BRIEF
Look through the lines below and extract any with the word "does".

Part of a data file:
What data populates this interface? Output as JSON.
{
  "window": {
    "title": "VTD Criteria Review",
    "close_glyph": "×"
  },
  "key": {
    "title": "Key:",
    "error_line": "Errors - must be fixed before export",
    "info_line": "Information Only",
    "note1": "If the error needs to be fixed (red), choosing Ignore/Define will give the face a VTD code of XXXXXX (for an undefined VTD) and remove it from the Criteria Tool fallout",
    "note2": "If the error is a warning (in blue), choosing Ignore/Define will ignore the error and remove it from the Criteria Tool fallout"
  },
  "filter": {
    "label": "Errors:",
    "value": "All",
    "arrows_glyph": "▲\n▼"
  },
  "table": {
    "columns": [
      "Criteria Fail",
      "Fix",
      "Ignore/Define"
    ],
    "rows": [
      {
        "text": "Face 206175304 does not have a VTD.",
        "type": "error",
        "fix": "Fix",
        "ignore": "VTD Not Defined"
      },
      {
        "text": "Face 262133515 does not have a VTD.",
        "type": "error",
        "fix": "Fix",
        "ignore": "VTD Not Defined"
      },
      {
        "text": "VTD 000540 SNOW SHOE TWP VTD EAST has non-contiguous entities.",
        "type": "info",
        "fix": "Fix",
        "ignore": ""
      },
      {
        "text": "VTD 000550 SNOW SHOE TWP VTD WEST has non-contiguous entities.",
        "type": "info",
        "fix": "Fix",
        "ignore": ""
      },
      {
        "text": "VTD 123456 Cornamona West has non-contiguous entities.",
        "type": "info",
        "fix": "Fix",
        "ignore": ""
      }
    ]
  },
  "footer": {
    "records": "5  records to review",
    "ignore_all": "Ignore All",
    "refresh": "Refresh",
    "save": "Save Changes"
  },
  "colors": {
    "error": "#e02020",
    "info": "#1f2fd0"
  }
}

FULL OUTPUT
        "text": "Face 206175304 does not have a VTD.",
        "text": "Face 262133515 does not have a VTD.",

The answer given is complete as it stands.